TASK DESCRIPTION
Write out the listing below exactly, and omit any images you find in it.

::: SUPPLIED INFORMATION :::

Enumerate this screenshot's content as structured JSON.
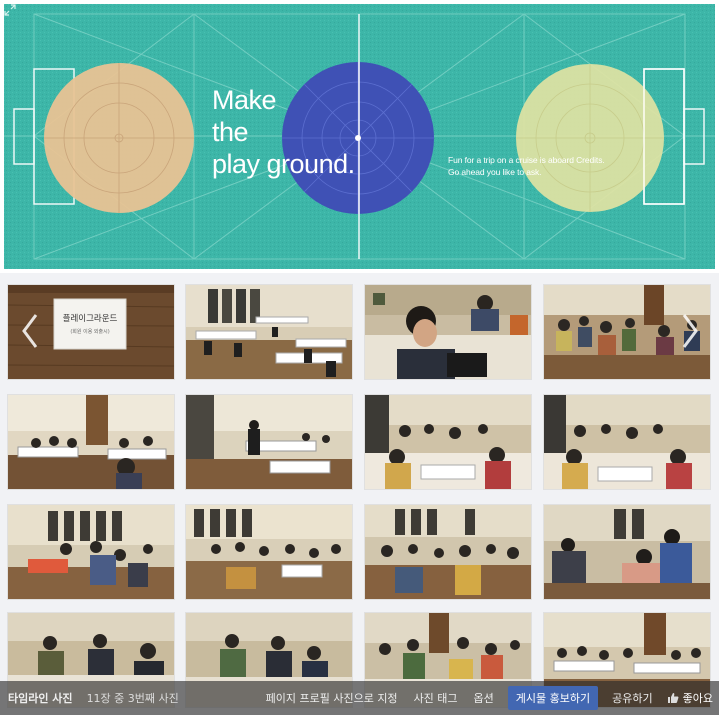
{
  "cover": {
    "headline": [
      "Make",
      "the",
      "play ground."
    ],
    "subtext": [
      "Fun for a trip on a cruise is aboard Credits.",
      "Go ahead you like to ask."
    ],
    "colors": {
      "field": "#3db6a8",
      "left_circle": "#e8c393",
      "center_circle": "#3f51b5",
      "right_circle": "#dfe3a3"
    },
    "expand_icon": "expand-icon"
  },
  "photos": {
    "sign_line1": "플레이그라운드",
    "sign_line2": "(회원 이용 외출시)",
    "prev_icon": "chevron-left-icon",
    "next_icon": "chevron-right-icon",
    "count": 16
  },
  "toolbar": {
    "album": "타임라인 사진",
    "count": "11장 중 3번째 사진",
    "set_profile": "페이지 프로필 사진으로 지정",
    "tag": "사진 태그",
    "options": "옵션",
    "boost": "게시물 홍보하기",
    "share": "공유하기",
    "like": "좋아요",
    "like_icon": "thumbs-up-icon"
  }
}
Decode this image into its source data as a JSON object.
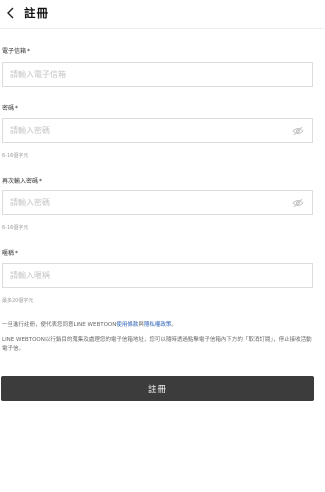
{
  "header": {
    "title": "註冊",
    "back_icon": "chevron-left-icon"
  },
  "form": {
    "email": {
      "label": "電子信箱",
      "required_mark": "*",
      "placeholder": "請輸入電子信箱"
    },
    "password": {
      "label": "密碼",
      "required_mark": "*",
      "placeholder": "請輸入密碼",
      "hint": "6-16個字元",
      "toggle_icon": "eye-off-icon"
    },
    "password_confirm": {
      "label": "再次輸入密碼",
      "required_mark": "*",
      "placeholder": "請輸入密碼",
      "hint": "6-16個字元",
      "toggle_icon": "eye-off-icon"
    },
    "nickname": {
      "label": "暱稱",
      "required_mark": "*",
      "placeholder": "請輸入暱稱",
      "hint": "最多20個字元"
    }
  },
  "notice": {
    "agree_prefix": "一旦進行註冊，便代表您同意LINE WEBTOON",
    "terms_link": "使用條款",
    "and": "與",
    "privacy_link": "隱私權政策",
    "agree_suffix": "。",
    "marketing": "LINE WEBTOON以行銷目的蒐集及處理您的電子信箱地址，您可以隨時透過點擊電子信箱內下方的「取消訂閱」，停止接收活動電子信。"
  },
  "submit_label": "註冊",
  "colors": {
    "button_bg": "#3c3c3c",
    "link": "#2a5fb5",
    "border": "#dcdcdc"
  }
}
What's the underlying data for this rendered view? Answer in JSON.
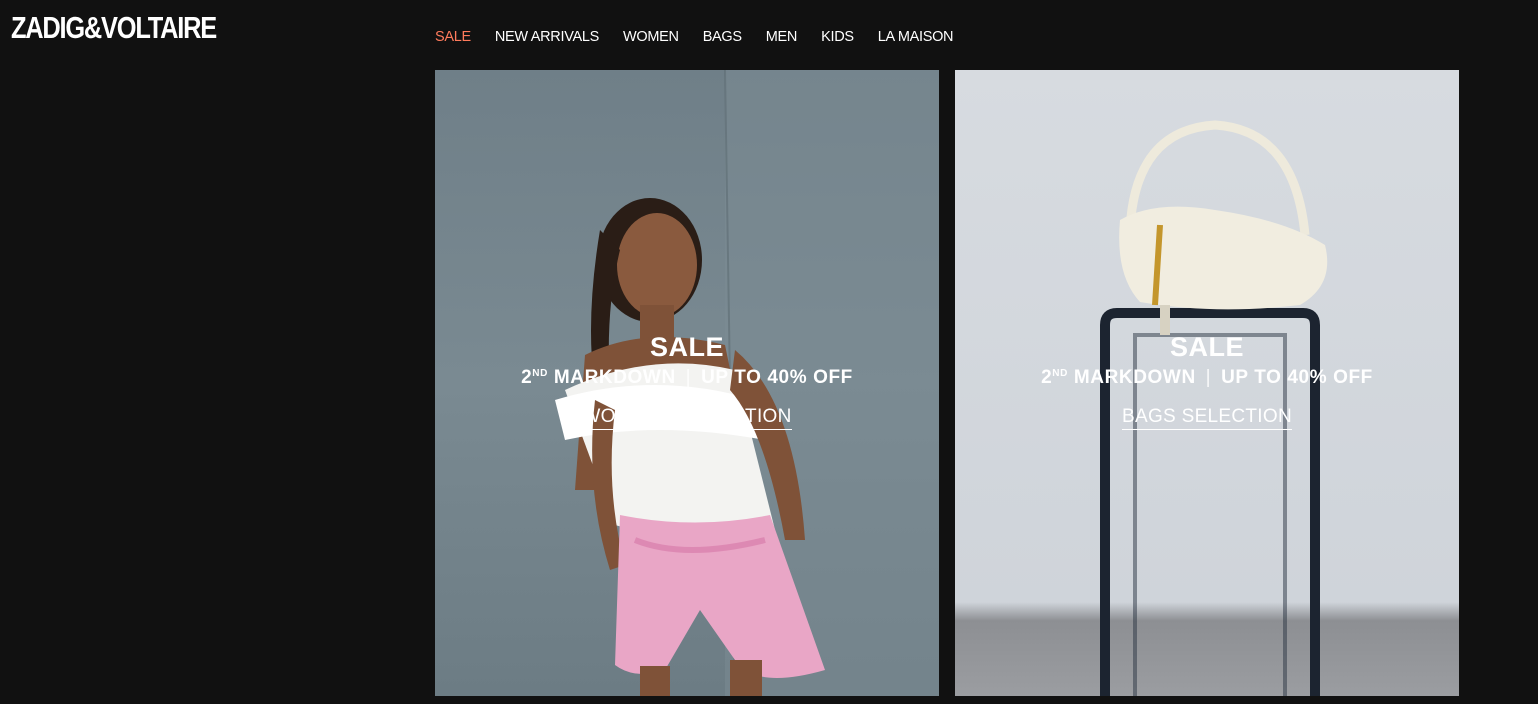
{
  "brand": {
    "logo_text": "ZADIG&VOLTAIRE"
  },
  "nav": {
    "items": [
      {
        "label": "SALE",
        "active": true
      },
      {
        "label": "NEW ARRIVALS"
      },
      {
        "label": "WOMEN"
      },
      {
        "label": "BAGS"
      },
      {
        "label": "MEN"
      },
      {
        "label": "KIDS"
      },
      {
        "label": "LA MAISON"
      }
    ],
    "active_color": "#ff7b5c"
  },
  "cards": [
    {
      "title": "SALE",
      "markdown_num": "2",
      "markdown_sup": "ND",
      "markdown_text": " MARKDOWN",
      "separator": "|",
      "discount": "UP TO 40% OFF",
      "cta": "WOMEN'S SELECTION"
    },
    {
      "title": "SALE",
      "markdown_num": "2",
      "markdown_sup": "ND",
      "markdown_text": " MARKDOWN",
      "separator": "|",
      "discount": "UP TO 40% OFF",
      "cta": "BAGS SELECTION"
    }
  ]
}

:::

EXERCISE ANSWER
Enumerate this screenshot's content as structured JSON.
{
  "cover": {
    "headline": [
      "Make",
      "the",
      "play ground."
    ],
    "subtext": [
      "Fun for a trip on a cruise is aboard Credits.",
      "Go ahead you like to ask."
    ],
    "colors": {
      "field": "#3db6a8",
      "left_circle": "#e8c393",
      "center_circle": "#3f51b5",
      "right_circle": "#dfe3a3"
    },
    "expand_icon": "expand-icon"
  },
  "photos": {
    "sign_line1": "플레이그라운드",
    "sign_line2": "(회원 이용 외출시)",
    "prev_icon": "chevron-left-icon",
    "next_icon": "chevron-right-icon",
    "count": 16
  },
  "toolbar": {
    "album": "타임라인 사진",
    "count": "11장 중 3번째 사진",
    "set_profile": "페이지 프로필 사진으로 지정",
    "tag": "사진 태그",
    "options": "옵션",
    "boost": "게시물 홍보하기",
    "share": "공유하기",
    "like": "좋아요",
    "like_icon": "thumbs-up-icon"
  }
}
Decode this image into its source data as a JSON object.
{
  "header": {
    "title": "註冊",
    "back_icon": "chevron-left-icon"
  },
  "form": {
    "email": {
      "label": "電子信箱",
      "required_mark": "*",
      "placeholder": "請輸入電子信箱"
    },
    "password": {
      "label": "密碼",
      "required_mark": "*",
      "placeholder": "請輸入密碼",
      "hint": "6-16個字元",
      "toggle_icon": "eye-off-icon"
    },
    "password_confirm": {
      "label": "再次輸入密碼",
      "required_mark": "*",
      "placeholder": "請輸入密碼",
      "hint": "6-16個字元",
      "toggle_icon": "eye-off-icon"
    },
    "nickname": {
      "label": "暱稱",
      "required_mark": "*",
      "placeholder": "請輸入暱稱",
      "hint": "最多20個字元"
    }
  },
  "notice": {
    "agree_prefix": "一旦進行註冊，便代表您同意LINE WEBTOON",
    "terms_link": "使用條款",
    "and": "與",
    "privacy_link": "隱私權政策",
    "agree_suffix": "。",
    "marketing": "LINE WEBTOON以行銷目的蒐集及處理您的電子信箱地址，您可以隨時透過點擊電子信箱內下方的「取消訂閱」，停止接收活動電子信。"
  },
  "submit_label": "註冊",
  "colors": {
    "button_bg": "#3c3c3c",
    "link": "#2a5fb5",
    "border": "#dcdcdc"
  }
}
What's the underlying data for this rendered view? Answer in JSON.
{
  "brand": {
    "logo_text": "ZADIG&VOLTAIRE"
  },
  "nav": {
    "items": [
      {
        "label": "SALE",
        "active": true
      },
      {
        "label": "NEW ARRIVALS"
      },
      {
        "label": "WOMEN"
      },
      {
        "label": "BAGS"
      },
      {
        "label": "MEN"
      },
      {
        "label": "KIDS"
      },
      {
        "label": "LA MAISON"
      }
    ],
    "active_color": "#ff7b5c"
  },
  "cards": [
    {
      "title": "SALE",
      "markdown_num": "2",
      "markdown_sup": "ND",
      "markdown_text": " MARKDOWN",
      "separator": "|",
      "discount": "UP TO 40% OFF",
      "cta": "WOMEN'S SELECTION"
    },
    {
      "title": "SALE",
      "markdown_num": "2",
      "markdown_sup": "ND",
      "markdown_text": " MARKDOWN",
      "separator": "|",
      "discount": "UP TO 40% OFF",
      "cta": "BAGS SELECTION"
    }
  ]
}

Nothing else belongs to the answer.